Stored records =>
■ ■ ■
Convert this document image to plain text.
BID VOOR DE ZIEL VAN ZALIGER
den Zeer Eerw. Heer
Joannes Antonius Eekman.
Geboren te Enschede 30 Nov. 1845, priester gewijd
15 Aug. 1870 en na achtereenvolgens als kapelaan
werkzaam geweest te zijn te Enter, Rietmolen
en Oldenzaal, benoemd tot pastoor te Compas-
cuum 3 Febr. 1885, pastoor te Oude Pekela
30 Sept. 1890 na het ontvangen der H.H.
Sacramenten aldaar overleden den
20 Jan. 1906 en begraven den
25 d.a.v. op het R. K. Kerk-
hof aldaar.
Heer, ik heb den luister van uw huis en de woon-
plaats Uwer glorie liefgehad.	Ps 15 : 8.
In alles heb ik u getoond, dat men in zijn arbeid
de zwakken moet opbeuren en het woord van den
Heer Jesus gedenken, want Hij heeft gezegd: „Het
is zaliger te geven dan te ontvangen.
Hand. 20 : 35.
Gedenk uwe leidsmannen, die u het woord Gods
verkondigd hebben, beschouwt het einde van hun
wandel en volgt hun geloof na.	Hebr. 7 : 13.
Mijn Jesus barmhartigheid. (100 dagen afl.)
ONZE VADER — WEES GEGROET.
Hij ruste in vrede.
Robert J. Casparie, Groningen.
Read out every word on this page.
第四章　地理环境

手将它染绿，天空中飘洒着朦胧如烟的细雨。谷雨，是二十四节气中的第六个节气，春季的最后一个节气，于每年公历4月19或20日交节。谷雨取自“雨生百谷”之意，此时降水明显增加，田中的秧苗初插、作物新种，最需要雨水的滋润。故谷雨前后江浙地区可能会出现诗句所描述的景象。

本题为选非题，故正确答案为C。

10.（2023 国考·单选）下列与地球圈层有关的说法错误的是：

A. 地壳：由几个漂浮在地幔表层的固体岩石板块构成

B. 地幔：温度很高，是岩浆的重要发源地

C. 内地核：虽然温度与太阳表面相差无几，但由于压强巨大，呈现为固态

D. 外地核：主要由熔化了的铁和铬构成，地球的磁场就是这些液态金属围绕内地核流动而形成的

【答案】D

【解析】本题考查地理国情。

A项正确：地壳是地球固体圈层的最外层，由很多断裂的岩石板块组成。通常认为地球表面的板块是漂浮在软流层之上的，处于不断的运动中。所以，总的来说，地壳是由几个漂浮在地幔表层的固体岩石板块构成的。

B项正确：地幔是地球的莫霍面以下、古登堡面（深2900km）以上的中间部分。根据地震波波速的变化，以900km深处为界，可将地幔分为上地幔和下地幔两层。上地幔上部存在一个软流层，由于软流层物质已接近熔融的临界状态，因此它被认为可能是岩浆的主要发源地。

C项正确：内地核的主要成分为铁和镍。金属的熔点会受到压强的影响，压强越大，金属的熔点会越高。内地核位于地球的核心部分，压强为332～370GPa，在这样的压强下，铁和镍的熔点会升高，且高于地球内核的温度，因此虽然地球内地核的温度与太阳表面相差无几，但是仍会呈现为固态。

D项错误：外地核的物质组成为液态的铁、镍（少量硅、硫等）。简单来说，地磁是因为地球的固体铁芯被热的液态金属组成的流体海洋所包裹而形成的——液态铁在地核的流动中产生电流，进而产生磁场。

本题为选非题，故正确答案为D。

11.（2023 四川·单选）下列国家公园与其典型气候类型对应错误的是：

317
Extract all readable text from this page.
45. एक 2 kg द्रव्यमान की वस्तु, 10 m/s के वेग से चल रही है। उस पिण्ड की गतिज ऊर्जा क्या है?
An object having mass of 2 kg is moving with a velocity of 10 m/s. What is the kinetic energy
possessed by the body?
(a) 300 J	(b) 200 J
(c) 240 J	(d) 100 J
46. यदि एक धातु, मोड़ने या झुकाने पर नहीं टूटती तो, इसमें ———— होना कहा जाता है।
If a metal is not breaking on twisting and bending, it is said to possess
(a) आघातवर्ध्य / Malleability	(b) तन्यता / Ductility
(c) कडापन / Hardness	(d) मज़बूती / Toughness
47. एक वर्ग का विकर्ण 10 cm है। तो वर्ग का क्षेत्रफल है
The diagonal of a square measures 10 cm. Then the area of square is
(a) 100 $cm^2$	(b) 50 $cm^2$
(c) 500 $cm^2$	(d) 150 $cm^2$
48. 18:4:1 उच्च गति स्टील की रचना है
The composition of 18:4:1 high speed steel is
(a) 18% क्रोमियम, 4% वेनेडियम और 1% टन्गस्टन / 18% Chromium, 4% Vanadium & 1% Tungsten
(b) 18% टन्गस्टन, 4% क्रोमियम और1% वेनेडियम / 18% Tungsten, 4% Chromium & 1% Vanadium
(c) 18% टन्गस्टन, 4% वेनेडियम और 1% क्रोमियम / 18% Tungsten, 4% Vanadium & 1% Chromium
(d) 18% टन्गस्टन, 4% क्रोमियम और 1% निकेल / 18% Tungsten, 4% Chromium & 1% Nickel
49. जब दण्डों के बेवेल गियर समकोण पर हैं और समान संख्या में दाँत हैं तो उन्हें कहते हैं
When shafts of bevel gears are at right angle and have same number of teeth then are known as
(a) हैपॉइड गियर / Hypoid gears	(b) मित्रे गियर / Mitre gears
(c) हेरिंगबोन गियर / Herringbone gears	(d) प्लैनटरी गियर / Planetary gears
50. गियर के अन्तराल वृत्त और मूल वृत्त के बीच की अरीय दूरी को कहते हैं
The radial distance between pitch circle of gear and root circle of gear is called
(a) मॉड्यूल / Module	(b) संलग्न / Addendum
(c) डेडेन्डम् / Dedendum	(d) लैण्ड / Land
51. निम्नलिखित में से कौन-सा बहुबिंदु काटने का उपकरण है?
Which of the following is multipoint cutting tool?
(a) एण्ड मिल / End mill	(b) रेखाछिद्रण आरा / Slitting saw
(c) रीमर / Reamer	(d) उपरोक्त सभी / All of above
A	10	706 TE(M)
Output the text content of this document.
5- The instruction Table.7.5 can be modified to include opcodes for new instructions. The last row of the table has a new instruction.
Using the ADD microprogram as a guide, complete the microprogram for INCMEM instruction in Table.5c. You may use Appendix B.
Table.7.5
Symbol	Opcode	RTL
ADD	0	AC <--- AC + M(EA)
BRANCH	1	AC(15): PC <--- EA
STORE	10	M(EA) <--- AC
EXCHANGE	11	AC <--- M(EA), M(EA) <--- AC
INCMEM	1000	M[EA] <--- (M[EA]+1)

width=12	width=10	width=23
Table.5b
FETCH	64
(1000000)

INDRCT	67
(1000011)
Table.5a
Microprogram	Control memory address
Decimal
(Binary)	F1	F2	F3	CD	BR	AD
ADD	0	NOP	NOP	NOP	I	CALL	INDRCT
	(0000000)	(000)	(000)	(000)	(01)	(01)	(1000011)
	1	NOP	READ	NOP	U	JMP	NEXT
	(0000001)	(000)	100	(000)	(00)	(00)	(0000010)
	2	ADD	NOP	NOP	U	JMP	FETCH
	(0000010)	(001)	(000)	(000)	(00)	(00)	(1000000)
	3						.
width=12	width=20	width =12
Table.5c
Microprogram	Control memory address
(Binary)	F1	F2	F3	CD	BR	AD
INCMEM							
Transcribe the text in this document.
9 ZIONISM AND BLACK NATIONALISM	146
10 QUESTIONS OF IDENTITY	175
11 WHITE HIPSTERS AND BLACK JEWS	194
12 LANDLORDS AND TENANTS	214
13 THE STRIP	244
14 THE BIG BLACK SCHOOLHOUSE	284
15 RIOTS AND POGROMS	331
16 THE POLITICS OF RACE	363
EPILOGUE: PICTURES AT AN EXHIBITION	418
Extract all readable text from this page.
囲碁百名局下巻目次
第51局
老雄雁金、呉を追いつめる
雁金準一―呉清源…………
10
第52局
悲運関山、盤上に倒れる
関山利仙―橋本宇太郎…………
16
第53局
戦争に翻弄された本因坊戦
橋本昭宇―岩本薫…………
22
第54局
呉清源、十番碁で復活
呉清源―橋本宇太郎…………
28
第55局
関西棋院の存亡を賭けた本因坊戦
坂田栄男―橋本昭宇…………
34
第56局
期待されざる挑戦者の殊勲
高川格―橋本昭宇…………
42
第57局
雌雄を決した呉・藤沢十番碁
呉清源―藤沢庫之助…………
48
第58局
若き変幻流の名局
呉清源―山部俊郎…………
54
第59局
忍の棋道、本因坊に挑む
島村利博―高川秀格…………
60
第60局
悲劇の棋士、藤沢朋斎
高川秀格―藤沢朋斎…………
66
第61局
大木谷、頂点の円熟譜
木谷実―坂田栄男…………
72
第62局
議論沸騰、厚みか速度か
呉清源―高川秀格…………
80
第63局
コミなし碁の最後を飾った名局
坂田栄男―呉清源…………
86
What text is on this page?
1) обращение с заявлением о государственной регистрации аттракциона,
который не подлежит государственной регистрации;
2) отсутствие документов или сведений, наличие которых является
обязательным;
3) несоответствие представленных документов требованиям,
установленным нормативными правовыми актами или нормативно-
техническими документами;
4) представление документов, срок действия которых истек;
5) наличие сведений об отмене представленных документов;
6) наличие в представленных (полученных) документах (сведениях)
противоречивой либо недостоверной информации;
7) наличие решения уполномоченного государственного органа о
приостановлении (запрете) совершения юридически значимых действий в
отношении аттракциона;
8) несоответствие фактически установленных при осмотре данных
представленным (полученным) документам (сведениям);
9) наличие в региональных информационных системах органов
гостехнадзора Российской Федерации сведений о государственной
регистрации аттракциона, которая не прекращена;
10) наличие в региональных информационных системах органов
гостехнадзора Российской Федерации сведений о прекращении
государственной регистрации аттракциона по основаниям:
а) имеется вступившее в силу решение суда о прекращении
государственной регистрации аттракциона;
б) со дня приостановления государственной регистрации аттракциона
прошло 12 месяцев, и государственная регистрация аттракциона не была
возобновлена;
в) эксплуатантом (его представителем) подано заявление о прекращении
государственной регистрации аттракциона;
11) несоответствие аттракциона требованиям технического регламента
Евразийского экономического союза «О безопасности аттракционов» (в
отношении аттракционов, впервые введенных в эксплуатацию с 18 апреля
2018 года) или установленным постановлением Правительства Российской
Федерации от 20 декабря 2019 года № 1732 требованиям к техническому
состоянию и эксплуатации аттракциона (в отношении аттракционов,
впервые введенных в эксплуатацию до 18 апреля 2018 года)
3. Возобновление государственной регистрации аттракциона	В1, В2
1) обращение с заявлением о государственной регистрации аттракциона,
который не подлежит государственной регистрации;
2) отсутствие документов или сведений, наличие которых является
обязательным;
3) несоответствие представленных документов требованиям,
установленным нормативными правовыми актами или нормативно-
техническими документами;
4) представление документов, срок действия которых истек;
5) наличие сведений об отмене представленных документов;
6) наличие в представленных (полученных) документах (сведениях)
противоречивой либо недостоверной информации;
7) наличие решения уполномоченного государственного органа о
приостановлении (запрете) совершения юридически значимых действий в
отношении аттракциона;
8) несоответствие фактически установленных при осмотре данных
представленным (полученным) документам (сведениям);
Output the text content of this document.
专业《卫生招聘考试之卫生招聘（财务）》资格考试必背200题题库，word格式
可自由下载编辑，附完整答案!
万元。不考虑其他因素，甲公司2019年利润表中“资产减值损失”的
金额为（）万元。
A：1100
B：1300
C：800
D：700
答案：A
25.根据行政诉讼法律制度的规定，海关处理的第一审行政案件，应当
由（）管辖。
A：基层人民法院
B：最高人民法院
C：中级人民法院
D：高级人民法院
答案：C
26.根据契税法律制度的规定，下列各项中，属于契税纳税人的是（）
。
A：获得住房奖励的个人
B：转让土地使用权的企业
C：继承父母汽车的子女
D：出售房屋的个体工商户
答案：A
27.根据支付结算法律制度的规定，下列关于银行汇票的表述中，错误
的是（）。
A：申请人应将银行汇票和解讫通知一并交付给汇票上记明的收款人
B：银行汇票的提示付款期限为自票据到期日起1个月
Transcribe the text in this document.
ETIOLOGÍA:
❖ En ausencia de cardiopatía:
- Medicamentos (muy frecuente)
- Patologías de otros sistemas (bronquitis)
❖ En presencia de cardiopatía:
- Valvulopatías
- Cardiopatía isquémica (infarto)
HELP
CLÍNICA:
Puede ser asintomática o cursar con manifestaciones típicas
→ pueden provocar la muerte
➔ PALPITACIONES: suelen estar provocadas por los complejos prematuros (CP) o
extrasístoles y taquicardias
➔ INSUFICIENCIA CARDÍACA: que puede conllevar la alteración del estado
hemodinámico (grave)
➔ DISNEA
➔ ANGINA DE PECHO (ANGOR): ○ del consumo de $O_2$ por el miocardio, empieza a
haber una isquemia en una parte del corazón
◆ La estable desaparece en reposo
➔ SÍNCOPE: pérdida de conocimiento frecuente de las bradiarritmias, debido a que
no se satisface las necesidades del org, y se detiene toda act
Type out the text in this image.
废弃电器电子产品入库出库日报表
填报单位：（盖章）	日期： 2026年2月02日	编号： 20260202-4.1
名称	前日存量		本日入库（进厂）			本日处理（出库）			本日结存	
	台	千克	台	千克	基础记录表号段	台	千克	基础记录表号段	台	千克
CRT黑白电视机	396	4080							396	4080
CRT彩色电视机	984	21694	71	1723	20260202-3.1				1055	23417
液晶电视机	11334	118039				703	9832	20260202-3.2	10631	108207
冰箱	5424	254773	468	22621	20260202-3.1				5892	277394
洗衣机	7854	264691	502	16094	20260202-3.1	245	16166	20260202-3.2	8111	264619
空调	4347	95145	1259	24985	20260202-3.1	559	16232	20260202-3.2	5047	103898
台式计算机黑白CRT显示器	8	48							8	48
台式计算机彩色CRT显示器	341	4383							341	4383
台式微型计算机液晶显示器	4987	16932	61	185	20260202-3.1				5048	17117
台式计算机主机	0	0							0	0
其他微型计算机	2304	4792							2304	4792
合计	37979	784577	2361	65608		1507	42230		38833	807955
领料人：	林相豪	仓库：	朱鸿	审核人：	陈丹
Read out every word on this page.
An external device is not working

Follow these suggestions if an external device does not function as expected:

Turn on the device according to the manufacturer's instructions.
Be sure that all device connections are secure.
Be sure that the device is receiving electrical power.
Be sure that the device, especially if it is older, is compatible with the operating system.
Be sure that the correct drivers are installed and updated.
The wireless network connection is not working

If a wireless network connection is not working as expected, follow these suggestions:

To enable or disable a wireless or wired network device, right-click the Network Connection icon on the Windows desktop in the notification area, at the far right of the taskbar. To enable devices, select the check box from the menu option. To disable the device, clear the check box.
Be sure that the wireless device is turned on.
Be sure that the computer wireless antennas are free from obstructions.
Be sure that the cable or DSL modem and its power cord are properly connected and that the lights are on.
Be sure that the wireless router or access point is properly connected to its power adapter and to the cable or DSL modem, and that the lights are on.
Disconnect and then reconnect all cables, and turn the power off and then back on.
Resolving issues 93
■ ■ ■
What you need to do => Show, from the material above, each line that includes the string "информационных".

Output =>
9) наличие в региональных информационных системах органов
10) наличие в региональных информационных системах органов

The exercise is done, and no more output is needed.